**Records about charts and figures:**
______
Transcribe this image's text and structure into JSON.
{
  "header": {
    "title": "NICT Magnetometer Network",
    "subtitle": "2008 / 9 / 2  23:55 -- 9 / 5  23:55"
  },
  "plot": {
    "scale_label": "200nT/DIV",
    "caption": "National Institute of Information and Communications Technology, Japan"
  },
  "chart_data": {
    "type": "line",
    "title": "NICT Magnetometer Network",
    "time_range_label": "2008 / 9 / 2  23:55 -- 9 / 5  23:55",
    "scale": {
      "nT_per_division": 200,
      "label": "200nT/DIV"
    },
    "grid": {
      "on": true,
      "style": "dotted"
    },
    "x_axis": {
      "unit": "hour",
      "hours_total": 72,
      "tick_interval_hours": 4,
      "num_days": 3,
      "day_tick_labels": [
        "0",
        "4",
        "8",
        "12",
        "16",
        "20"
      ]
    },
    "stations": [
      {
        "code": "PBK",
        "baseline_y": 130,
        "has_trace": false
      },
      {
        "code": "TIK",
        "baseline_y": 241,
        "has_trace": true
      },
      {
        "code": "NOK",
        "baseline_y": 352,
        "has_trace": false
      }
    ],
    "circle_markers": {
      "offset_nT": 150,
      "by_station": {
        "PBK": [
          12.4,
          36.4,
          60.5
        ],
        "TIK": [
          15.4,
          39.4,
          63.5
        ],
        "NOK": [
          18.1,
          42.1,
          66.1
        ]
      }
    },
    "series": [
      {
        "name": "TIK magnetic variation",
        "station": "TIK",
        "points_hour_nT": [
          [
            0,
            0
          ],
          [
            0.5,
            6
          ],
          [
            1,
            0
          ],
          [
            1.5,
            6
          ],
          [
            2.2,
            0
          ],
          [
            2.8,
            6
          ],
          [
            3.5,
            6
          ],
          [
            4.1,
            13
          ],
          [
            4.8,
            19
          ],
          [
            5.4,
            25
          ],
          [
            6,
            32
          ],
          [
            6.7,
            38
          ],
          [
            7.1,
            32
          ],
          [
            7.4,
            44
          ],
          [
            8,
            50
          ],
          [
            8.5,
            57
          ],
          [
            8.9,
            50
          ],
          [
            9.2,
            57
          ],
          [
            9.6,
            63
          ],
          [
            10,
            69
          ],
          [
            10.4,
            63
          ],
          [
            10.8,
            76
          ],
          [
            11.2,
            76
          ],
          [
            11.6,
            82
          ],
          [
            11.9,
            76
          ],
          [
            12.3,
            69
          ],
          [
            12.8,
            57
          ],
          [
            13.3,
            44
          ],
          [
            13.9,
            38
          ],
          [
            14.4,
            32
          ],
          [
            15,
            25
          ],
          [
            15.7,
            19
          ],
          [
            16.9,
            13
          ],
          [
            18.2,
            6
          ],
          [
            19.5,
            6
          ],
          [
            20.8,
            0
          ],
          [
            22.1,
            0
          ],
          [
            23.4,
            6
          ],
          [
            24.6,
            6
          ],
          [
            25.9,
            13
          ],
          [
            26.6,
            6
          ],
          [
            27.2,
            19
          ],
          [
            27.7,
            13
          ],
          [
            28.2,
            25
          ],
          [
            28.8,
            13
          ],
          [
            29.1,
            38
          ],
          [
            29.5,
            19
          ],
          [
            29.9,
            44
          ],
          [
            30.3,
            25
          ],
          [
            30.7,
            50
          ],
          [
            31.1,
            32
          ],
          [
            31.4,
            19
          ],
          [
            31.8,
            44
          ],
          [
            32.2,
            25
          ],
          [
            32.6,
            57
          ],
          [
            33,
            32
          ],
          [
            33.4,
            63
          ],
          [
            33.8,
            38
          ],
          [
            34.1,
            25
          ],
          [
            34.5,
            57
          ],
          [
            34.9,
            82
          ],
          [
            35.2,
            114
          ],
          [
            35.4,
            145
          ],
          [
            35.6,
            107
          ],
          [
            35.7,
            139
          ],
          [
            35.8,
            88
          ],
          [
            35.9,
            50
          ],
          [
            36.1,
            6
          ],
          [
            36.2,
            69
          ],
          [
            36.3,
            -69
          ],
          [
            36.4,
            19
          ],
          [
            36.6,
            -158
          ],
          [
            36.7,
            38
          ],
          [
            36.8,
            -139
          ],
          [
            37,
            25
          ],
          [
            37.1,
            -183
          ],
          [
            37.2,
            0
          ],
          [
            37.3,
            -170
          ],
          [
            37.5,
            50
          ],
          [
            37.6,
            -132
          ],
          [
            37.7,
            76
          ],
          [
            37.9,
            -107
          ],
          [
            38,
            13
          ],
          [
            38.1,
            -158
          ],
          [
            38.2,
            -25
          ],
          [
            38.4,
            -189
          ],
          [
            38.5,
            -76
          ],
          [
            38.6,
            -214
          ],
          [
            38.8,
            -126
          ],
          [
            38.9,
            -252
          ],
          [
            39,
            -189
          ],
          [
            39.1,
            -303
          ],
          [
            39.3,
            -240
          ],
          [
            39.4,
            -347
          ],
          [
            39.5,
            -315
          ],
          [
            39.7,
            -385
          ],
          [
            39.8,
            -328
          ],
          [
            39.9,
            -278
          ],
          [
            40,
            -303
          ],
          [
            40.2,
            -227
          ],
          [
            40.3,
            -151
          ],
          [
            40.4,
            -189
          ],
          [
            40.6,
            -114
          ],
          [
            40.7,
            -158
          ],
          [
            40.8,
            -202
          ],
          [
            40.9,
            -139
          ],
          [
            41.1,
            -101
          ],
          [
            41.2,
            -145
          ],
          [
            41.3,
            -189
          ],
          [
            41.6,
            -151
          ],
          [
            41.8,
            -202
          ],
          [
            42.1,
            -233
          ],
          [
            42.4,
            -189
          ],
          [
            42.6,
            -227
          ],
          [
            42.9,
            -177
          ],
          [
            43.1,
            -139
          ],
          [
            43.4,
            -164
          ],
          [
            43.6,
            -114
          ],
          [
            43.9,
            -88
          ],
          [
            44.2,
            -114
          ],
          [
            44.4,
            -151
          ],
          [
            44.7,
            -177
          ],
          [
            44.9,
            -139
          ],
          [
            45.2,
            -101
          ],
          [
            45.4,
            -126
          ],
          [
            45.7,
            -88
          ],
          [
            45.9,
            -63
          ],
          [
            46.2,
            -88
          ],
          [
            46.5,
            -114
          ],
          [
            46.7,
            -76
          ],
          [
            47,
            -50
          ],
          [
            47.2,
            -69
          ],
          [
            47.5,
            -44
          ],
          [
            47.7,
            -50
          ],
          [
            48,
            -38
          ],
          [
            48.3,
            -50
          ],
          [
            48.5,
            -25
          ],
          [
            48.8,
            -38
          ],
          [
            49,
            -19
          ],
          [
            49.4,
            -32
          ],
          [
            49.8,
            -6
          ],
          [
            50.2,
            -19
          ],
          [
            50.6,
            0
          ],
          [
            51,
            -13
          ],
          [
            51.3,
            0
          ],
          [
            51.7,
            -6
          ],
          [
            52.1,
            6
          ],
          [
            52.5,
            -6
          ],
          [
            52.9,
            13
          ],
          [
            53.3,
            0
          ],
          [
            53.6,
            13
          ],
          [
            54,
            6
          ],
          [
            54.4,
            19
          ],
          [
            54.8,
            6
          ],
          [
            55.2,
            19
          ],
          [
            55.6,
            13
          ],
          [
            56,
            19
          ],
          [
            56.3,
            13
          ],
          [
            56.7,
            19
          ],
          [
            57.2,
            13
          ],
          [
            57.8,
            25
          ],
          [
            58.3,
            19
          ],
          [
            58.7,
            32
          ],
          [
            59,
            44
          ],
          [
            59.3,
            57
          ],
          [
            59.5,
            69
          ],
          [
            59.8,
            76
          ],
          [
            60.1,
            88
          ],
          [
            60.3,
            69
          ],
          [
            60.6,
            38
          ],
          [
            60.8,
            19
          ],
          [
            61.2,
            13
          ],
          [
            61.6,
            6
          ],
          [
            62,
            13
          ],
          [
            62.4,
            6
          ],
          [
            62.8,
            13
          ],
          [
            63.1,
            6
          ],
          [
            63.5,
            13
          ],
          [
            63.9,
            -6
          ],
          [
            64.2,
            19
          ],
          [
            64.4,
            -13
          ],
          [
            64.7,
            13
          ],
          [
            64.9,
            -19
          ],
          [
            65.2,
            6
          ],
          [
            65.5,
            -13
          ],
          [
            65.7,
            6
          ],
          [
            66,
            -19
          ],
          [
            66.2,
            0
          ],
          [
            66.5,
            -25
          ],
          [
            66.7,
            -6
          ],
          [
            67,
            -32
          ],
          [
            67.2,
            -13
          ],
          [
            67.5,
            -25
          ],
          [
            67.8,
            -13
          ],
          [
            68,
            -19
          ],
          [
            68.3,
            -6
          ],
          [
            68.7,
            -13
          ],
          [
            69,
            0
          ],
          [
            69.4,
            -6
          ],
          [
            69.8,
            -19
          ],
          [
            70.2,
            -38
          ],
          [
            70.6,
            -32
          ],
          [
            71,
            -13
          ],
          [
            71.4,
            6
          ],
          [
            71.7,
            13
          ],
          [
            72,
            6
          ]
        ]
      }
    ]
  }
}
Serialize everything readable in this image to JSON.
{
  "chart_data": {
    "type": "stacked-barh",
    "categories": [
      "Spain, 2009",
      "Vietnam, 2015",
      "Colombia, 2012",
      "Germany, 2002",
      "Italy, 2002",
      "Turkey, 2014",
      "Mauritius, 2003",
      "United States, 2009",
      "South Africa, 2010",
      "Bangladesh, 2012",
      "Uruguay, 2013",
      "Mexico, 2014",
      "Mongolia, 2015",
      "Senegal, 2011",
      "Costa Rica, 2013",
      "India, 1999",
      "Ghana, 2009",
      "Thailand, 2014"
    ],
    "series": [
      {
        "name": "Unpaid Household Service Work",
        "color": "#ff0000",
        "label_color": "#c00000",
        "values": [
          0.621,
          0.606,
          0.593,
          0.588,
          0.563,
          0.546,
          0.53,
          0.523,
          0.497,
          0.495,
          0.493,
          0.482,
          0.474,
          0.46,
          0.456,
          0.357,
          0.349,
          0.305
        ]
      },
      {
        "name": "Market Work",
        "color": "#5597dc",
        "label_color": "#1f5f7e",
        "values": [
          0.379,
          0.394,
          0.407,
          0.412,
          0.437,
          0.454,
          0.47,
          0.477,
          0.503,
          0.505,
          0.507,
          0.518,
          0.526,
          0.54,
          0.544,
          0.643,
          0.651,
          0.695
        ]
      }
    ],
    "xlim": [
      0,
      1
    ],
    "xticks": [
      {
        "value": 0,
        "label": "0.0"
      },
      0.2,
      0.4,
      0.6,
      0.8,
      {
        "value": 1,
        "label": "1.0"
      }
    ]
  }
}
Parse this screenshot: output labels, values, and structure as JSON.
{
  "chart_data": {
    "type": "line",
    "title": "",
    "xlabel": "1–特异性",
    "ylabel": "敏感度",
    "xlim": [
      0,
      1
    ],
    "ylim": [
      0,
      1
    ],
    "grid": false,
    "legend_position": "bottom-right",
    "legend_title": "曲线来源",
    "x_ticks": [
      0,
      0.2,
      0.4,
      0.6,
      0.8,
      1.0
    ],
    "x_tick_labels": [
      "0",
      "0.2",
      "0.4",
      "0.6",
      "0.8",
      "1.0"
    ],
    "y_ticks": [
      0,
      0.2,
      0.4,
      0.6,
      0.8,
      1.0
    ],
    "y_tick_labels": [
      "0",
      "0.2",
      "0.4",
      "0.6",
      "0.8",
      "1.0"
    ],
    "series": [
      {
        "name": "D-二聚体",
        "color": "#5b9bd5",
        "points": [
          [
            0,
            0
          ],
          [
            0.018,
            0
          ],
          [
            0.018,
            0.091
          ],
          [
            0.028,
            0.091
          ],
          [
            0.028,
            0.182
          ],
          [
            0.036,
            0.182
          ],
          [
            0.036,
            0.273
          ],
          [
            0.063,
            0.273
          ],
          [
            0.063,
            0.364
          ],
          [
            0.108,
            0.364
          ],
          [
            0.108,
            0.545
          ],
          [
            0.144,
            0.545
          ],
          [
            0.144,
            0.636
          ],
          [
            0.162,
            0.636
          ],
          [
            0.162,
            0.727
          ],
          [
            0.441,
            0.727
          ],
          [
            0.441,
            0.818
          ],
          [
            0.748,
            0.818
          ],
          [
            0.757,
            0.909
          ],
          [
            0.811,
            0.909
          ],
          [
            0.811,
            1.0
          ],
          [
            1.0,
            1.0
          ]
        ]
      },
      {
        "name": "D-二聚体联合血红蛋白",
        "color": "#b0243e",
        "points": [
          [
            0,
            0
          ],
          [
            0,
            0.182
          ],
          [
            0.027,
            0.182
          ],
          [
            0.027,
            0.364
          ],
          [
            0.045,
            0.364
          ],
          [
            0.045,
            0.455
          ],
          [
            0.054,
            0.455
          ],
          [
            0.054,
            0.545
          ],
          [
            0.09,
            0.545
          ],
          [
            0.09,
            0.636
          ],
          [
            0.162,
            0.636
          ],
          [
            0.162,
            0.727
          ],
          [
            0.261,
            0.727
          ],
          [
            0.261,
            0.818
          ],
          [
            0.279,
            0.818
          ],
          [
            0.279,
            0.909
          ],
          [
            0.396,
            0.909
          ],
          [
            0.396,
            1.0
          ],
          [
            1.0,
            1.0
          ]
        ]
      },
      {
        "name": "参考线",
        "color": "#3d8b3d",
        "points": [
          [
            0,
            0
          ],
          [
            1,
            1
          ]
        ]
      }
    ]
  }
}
______
**Work required:** Find the lines containing "this" and list every one of them.

**Exercise output:**
Transcribe this image's text and structure into JSON.
Serialize everything readable in this image to JSON.
Parse this screenshot: output labels, values, and structure as JSON.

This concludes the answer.